Exercise instructions: Quote the listing below in its entirety.
_____
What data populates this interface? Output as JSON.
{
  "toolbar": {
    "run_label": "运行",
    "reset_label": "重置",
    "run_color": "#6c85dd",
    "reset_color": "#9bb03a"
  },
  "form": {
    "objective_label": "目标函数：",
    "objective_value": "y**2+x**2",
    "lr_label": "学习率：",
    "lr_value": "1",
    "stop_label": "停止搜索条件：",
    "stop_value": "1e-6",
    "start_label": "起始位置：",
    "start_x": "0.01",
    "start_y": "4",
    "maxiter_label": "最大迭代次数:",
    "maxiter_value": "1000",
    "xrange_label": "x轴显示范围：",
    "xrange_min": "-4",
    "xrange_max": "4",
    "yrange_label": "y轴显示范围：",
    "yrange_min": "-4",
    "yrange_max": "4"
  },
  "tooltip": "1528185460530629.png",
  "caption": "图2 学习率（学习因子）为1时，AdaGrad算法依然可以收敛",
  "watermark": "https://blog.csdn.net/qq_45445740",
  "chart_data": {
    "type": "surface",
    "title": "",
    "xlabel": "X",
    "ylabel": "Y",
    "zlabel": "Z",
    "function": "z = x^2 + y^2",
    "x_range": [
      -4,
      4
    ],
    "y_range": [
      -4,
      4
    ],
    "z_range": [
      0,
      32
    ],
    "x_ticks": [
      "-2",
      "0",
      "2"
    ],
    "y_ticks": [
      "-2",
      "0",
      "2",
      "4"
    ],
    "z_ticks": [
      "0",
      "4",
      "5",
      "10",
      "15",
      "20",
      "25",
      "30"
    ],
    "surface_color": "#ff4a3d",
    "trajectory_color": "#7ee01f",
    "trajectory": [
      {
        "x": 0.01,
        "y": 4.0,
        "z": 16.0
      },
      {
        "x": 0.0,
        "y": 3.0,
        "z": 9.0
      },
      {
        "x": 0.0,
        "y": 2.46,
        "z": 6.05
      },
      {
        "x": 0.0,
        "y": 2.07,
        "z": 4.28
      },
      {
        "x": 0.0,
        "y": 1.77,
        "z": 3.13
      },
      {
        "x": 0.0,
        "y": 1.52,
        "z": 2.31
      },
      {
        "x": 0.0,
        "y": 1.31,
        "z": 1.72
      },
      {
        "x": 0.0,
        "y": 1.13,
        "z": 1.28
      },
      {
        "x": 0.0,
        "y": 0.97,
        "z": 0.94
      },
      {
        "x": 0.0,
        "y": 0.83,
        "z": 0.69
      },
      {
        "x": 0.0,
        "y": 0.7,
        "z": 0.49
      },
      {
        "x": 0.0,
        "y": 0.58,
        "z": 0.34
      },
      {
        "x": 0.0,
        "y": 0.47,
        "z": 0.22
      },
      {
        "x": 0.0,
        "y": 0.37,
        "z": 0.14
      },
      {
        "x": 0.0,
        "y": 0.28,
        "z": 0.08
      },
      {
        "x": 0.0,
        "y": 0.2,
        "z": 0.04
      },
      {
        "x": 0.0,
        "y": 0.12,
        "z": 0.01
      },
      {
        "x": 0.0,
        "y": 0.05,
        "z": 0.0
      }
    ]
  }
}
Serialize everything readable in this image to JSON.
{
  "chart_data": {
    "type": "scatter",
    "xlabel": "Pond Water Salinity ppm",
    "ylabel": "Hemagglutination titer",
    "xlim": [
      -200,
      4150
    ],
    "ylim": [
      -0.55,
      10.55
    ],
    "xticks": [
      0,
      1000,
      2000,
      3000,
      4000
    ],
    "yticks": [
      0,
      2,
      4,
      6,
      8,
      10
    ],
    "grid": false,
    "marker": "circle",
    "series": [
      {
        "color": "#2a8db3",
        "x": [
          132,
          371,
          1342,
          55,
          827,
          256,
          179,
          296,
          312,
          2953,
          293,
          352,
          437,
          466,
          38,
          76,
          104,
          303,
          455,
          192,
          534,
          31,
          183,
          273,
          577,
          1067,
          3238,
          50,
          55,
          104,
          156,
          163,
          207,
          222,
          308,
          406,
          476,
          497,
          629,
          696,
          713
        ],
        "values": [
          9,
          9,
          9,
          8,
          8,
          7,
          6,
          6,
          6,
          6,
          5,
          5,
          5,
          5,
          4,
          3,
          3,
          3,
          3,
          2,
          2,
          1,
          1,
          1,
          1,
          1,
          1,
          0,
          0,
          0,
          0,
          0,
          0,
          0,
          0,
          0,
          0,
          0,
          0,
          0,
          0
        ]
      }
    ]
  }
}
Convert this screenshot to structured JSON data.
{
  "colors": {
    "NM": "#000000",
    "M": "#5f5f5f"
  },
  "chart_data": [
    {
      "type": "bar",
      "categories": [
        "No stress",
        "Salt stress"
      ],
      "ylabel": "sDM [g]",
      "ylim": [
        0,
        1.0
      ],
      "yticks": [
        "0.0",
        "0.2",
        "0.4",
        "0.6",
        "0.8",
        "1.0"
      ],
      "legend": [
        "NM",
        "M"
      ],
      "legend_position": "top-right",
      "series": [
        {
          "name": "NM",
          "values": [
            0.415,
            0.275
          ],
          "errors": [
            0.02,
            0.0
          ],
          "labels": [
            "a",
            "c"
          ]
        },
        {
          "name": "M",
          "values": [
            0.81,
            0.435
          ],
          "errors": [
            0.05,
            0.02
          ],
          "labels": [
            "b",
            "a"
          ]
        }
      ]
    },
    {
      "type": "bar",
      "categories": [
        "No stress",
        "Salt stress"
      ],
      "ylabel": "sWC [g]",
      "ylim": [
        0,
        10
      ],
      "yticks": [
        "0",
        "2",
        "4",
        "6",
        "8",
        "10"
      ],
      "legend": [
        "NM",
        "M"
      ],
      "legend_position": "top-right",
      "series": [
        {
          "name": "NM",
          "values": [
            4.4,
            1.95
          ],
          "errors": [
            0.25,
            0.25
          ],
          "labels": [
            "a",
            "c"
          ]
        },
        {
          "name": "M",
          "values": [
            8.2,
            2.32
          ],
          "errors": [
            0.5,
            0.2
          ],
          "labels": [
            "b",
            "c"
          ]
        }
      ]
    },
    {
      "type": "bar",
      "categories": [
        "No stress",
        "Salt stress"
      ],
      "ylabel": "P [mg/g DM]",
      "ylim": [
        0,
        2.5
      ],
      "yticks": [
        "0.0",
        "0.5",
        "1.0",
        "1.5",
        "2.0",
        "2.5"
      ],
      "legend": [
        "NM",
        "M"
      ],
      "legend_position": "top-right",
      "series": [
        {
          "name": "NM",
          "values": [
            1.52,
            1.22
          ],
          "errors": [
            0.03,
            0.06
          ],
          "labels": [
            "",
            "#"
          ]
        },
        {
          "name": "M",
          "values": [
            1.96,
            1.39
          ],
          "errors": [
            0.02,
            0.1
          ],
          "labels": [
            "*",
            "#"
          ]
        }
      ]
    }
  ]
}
_____
Task answer:
What data populates this interface? Output as JSON.
{
  "toolbar": {
    "run_label": "运行",
    "reset_label": "重置",
    "run_color": "#6c85dd",
    "reset_color": "#9bb03a"
  },
  "form": {
    "objective_label": "目标函数：",
    "objective_value": "y**2+x**2",
    "lr_label": "学习率：",
    "lr_value": "1",
    "stop_label": "停止搜索条件：",
    "stop_value": "1e-6",
    "start_label": "起始位置：",
    "start_x": "0.01",
    "start_y": "4",
    "maxiter_label": "最大迭代次数:",
    "maxiter_value": "1000",
    "xrange_label": "x轴显示范围：",
    "xrange_min": "-4",
    "xrange_max": "4",
    "yrange_label": "y轴显示范围：",
    "yrange_min": "-4",
    "yrange_max": "4"
  },
  "tooltip": "1528185460530629.png",
  "caption": "图2 学习率（学习因子）为1时，AdaGrad算法依然可以收敛",
  "watermark": "https://blog.csdn.net/qq_45445740",
  "chart_data": {
    "type": "surface",
    "title": "",
    "xlabel": "X",
    "ylabel": "Y",
    "zlabel": "Z",
    "function": "z = x^2 + y^2",
    "x_range": [
      -4,
      4
    ],
    "y_range": [
      -4,
      4
    ],
    "z_range": [
      0,
      32
    ],
    "x_ticks": [
      "-2",
      "0",
      "2"
    ],
    "y_ticks": [
      "-2",
      "0",
      "2",
      "4"
    ],
    "z_ticks": [
      "0",
      "4",
      "5",
      "10",
      "15",
      "20",
      "25",
      "30"
    ],
    "surface_color": "#ff4a3d",
    "trajectory_color": "#7ee01f",
    "trajectory": [
      {
        "x": 0.01,
        "y": 4.0,
        "z": 16.0
      },
      {
        "x": 0.0,
        "y": 3.0,
        "z": 9.0
      },
      {
        "x": 0.0,
        "y": 2.46,
        "z": 6.05
      },
      {
        "x": 0.0,
        "y": 2.07,
        "z": 4.28
      },
      {
        "x": 0.0,
        "y": 1.77,
        "z": 3.13
      },
      {
        "x": 0.0,
        "y": 1.52,
        "z": 2.31
      },
      {
        "x": 0.0,
        "y": 1.31,
        "z": 1.72
      },
      {
        "x": 0.0,
        "y": 1.13,
        "z": 1.28
      },
      {
        "x": 0.0,
        "y": 0.97,
        "z": 0.94
      },
      {
        "x": 0.0,
        "y": 0.83,
        "z": 0.69
      },
      {
        "x": 0.0,
        "y": 0.7,
        "z": 0.49
      },
      {
        "x": 0.0,
        "y": 0.58,
        "z": 0.34
      },
      {
        "x": 0.0,
        "y": 0.47,
        "z": 0.22
      },
      {
        "x": 0.0,
        "y": 0.37,
        "z": 0.14
      },
      {
        "x": 0.0,
        "y": 0.28,
        "z": 0.08
      },
      {
        "x": 0.0,
        "y": 0.2,
        "z": 0.04
      },
      {
        "x": 0.0,
        "y": 0.12,
        "z": 0.01
      },
      {
        "x": 0.0,
        "y": 0.05,
        "z": 0.0
      }
    ]
  }
}
Serialize everything readable in this image to JSON.
{
  "chart_data": {
    "type": "scatter",
    "xlabel": "Pond Water Salinity ppm",
    "ylabel": "Hemagglutination titer",
    "xlim": [
      -200,
      4150
    ],
    "ylim": [
      -0.55,
      10.55
    ],
    "xticks": [
      0,
      1000,
      2000,
      3000,
      4000
    ],
    "yticks": [
      0,
      2,
      4,
      6,
      8,
      10
    ],
    "grid": false,
    "marker": "circle",
    "series": [
      {
        "color": "#2a8db3",
        "x": [
          132,
          371,
          1342,
          55,
          827,
          256,
          179,
          296,
          312,
          2953,
          293,
          352,
          437,
          466,
          38,
          76,
          104,
          303,
          455,
          192,
          534,
          31,
          183,
          273,
          577,
          1067,
          3238,
          50,
          55,
          104,
          156,
          163,
          207,
          222,
          308,
          406,
          476,
          497,
          629,
          696,
          713
        ],
        "values": [
          9,
          9,
          9,
          8,
          8,
          7,
          6,
          6,
          6,
          6,
          5,
          5,
          5,
          5,
          4,
          3,
          3,
          3,
          3,
          2,
          2,
          1,
          1,
          1,
          1,
          1,
          1,
          0,
          0,
          0,
          0,
          0,
          0,
          0,
          0,
          0,
          0,
          0,
          0,
          0,
          0
        ]
      }
    ]
  }
}
Convert this screenshot to structured JSON data.
{
  "colors": {
    "NM": "#000000",
    "M": "#5f5f5f"
  },
  "chart_data": [
    {
      "type": "bar",
      "categories": [
        "No stress",
        "Salt stress"
      ],
      "ylabel": "sDM [g]",
      "ylim": [
        0,
        1.0
      ],
      "yticks": [
        "0.0",
        "0.2",
        "0.4",
        "0.6",
        "0.8",
        "1.0"
      ],
      "legend": [
        "NM",
        "M"
      ],
      "legend_position": "top-right",
      "series": [
        {
          "name": "NM",
          "values": [
            0.415,
            0.275
          ],
          "errors": [
            0.02,
            0.0
          ],
          "labels": [
            "a",
            "c"
          ]
        },
        {
          "name": "M",
          "values": [
            0.81,
            0.435
          ],
          "errors": [
            0.05,
            0.02
          ],
          "labels": [
            "b",
            "a"
          ]
        }
      ]
    },
    {
      "type": "bar",
      "categories": [
        "No stress",
        "Salt stress"
      ],
      "ylabel": "sWC [g]",
      "ylim": [
        0,
        10
      ],
      "yticks": [
        "0",
        "2",
        "4",
        "6",
        "8",
        "10"
      ],
      "legend": [
        "NM",
        "M"
      ],
      "legend_position": "top-right",
      "series": [
        {
          "name": "NM",
          "values": [
            4.4,
            1.95
          ],
          "errors": [
            0.25,
            0.25
          ],
          "labels": [
            "a",
            "c"
          ]
        },
        {
          "name": "M",
          "values": [
            8.2,
            2.32
          ],
          "errors": [
            0.5,
            0.2
          ],
          "labels": [
            "b",
            "c"
          ]
        }
      ]
    },
    {
      "type": "bar",
      "categories": [
        "No stress",
        "Salt stress"
      ],
      "ylabel": "P [mg/g DM]",
      "ylim": [
        0,
        2.5
      ],
      "yticks": [
        "0.0",
        "0.5",
        "1.0",
        "1.5",
        "2.0",
        "2.5"
      ],
      "legend": [
        "NM",
        "M"
      ],
      "legend_position": "top-right",
      "series": [
        {
          "name": "NM",
          "values": [
            1.52,
            1.22
          ],
          "errors": [
            0.03,
            0.06
          ],
          "labels": [
            "",
            "#"
          ]
        },
        {
          "name": "M",
          "values": [
            1.96,
            1.39
          ],
          "errors": [
            0.02,
            0.1
          ],
          "labels": [
            "*",
            "#"
          ]
        }
      ]
    }
  ]
}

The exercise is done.